### Exercise goal
Below is a listing; write it out exactly and drop any images from it.

### Given data
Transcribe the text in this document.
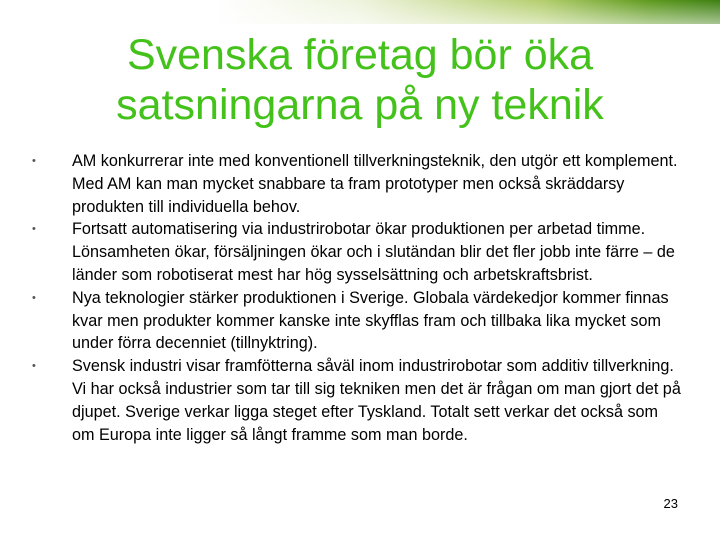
Svenska företag bör öka satsningarna på ny teknik
• AM konkurrerar inte med konventionell tillverkningsteknik, den utgör ett komplement. Med AM kan man mycket snabbare ta fram prototyper men också skräddarsy produkten till individuella behov.
• Fortsatt automatisering via industrirobotar ökar produktionen per arbetad timme. Lönsamheten ökar, försäljningen ökar och i slutändan blir det fler jobb inte färre – de länder som robotiserat mest har hög sysselsättning och arbetskraftsbrist.
• Nya teknologier stärker produktionen i Sverige. Globala värdekedjor kommer finnas kvar men produkter kommer kanske inte skyfflas fram och tillbaka lika mycket som under förra decenniet (tillnyktring).
• Svensk industri visar framfötterna såväl inom industrirobotar som additiv tillverkning. Vi har också industrier som tar till sig tekniken men det är frågan om man gjort det på djupet. Sverige verkar ligga steget efter Tyskland. Totalt sett verkar det också som om Europa inte ligger så långt framme som man borde.
23
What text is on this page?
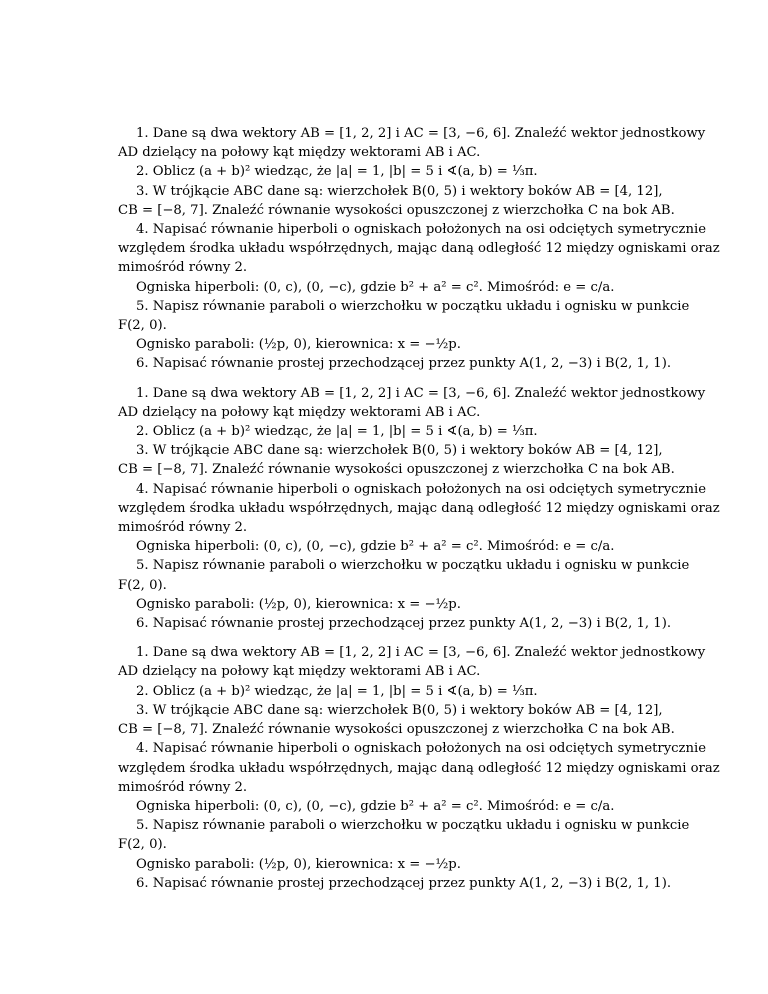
1. Dane są dwa wektory AB = [1, 2, 2] i AC = [3, −6, 6]. Znaleźć wektor jednostkowy
AD dzielący na połowy kąt między wektorami AB i AC.
2. Oblicz (a + b)² wiedząc, że |a| = 1, |b| = 5 i ∢(a, b) = ⅓π.
3. W trójkącie ABC dane są: wierzchołek B(0, 5) i wektory boków AB = [4, 12],
CB = [−8, 7]. Znaleźć równanie wysokości opuszczonej z wierzchołka C na bok AB.
4. Napisać równanie hiperboli o ogniskach położonych na osi odciętych symetrycznie
względem środka układu współrzędnych, mając daną odległość 12 między ogniskami oraz
mimośród równy 2.
Ogniska hiperboli: (0, c), (0, −c), gdzie b² + a² = c². Mimośród: e = c/a.
5. Napisz równanie paraboli o wierzchołku w początku układu i ognisku w punkcie
F(2, 0).
Ognisko paraboli: (½p, 0), kierownica: x = −½p.
6. Napisać równanie prostej przechodzącej przez punkty A(1, 2, −3) i B(2, 1, 1).
1. Dane są dwa wektory AB = [1, 2, 2] i AC = [3, −6, 6]. Znaleźć wektor jednostkowy
AD dzielący na połowy kąt między wektorami AB i AC.
2. Oblicz (a + b)² wiedząc, że |a| = 1, |b| = 5 i ∢(a, b) = ⅓π.
3. W trójkącie ABC dane są: wierzchołek B(0, 5) i wektory boków AB = [4, 12],
CB = [−8, 7]. Znaleźć równanie wysokości opuszczonej z wierzchołka C na bok AB.
4. Napisać równanie hiperboli o ogniskach położonych na osi odciętych symetrycznie
względem środka układu współrzędnych, mając daną odległość 12 między ogniskami oraz
mimośród równy 2.
Ogniska hiperboli: (0, c), (0, −c), gdzie b² + a² = c². Mimośród: e = c/a.
5. Napisz równanie paraboli o wierzchołku w początku układu i ognisku w punkcie
F(2, 0).
Ognisko paraboli: (½p, 0), kierownica: x = −½p.
6. Napisać równanie prostej przechodzącej przez punkty A(1, 2, −3) i B(2, 1, 1).
1. Dane są dwa wektory AB = [1, 2, 2] i AC = [3, −6, 6]. Znaleźć wektor jednostkowy
AD dzielący na połowy kąt między wektorami AB i AC.
2. Oblicz (a + b)² wiedząc, że |a| = 1, |b| = 5 i ∢(a, b) = ⅓π.
3. W trójkącie ABC dane są: wierzchołek B(0, 5) i wektory boków AB = [4, 12],
CB = [−8, 7]. Znaleźć równanie wysokości opuszczonej z wierzchołka C na bok AB.
4. Napisać równanie hiperboli o ogniskach położonych na osi odciętych symetrycznie
względem środka układu współrzędnych, mając daną odległość 12 między ogniskami oraz
mimośród równy 2.
Ogniska hiperboli: (0, c), (0, −c), gdzie b² + a² = c². Mimośród: e = c/a.
5. Napisz równanie paraboli o wierzchołku w początku układu i ognisku w punkcie
F(2, 0).
Ognisko paraboli: (½p, 0), kierownica: x = −½p.
6. Napisać równanie prostej przechodzącej przez punkty A(1, 2, −3) i B(2, 1, 1).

### Complete answer
Transcribe the text in this document.
Svenska företag bör öka satsningarna på ny teknik
• AM konkurrerar inte med konventionell tillverkningsteknik, den utgör ett komplement. Med AM kan man mycket snabbare ta fram prototyper men också skräddarsy produkten till individuella behov.
• Fortsatt automatisering via industrirobotar ökar produktionen per arbetad timme. Lönsamheten ökar, försäljningen ökar och i slutändan blir det fler jobb inte färre – de länder som robotiserat mest har hög sysselsättning och arbetskraftsbrist.
• Nya teknologier stärker produktionen i Sverige. Globala värdekedjor kommer finnas kvar men produkter kommer kanske inte skyfflas fram och tillbaka lika mycket som under förra decenniet (tillnyktring).
• Svensk industri visar framfötterna såväl inom industrirobotar som additiv tillverkning. Vi har också industrier som tar till sig tekniken men det är frågan om man gjort det på djupet. Sverige verkar ligga steget efter Tyskland. Totalt sett verkar det också som om Europa inte ligger så långt framme som man borde.
23
What text is on this page?
1. Dane są dwa wektory AB = [1, 2, 2] i AC = [3, −6, 6]. Znaleźć wektor jednostkowy
AD dzielący na połowy kąt między wektorami AB i AC.
2. Oblicz (a + b)² wiedząc, że |a| = 1, |b| = 5 i ∢(a, b) = ⅓π.
3. W trójkącie ABC dane są: wierzchołek B(0, 5) i wektory boków AB = [4, 12],
CB = [−8, 7]. Znaleźć równanie wysokości opuszczonej z wierzchołka C na bok AB.
4. Napisać równanie hiperboli o ogniskach położonych na osi odciętych symetrycznie
względem środka układu współrzędnych, mając daną odległość 12 między ogniskami oraz
mimośród równy 2.
Ogniska hiperboli: (0, c), (0, −c), gdzie b² + a² = c². Mimośród: e = c/a.
5. Napisz równanie paraboli o wierzchołku w początku układu i ognisku w punkcie
F(2, 0).
Ognisko paraboli: (½p, 0), kierownica: x = −½p.
6. Napisać równanie prostej przechodzącej przez punkty A(1, 2, −3) i B(2, 1, 1).
1. Dane są dwa wektory AB = [1, 2, 2] i AC = [3, −6, 6]. Znaleźć wektor jednostkowy
AD dzielący na połowy kąt między wektorami AB i AC.
2. Oblicz (a + b)² wiedząc, że |a| = 1, |b| = 5 i ∢(a, b) = ⅓π.
3. W trójkącie ABC dane są: wierzchołek B(0, 5) i wektory boków AB = [4, 12],
CB = [−8, 7]. Znaleźć równanie wysokości opuszczonej z wierzchołka C na bok AB.
4. Napisać równanie hiperboli o ogniskach położonych na osi odciętych symetrycznie
względem środka układu współrzędnych, mając daną odległość 12 między ogniskami oraz
mimośród równy 2.
Ogniska hiperboli: (0, c), (0, −c), gdzie b² + a² = c². Mimośród: e = c/a.
5. Napisz równanie paraboli o wierzchołku w początku układu i ognisku w punkcie
F(2, 0).
Ognisko paraboli: (½p, 0), kierownica: x = −½p.
6. Napisać równanie prostej przechodzącej przez punkty A(1, 2, −3) i B(2, 1, 1).
1. Dane są dwa wektory AB = [1, 2, 2] i AC = [3, −6, 6]. Znaleźć wektor jednostkowy
AD dzielący na połowy kąt między wektorami AB i AC.
2. Oblicz (a + b)² wiedząc, że |a| = 1, |b| = 5 i ∢(a, b) = ⅓π.
3. W trójkącie ABC dane są: wierzchołek B(0, 5) i wektory boków AB = [4, 12],
CB = [−8, 7]. Znaleźć równanie wysokości opuszczonej z wierzchołka C na bok AB.
4. Napisać równanie hiperboli o ogniskach położonych na osi odciętych symetrycznie
względem środka układu współrzędnych, mając daną odległość 12 między ogniskami oraz
mimośród równy 2.
Ogniska hiperboli: (0, c), (0, −c), gdzie b² + a² = c². Mimośród: e = c/a.
5. Napisz równanie paraboli o wierzchołku w początku układu i ognisku w punkcie
F(2, 0).
Ognisko paraboli: (½p, 0), kierownica: x = −½p.
6. Napisać równanie prostej przechodzącej przez punkty A(1, 2, −3) i B(2, 1, 1).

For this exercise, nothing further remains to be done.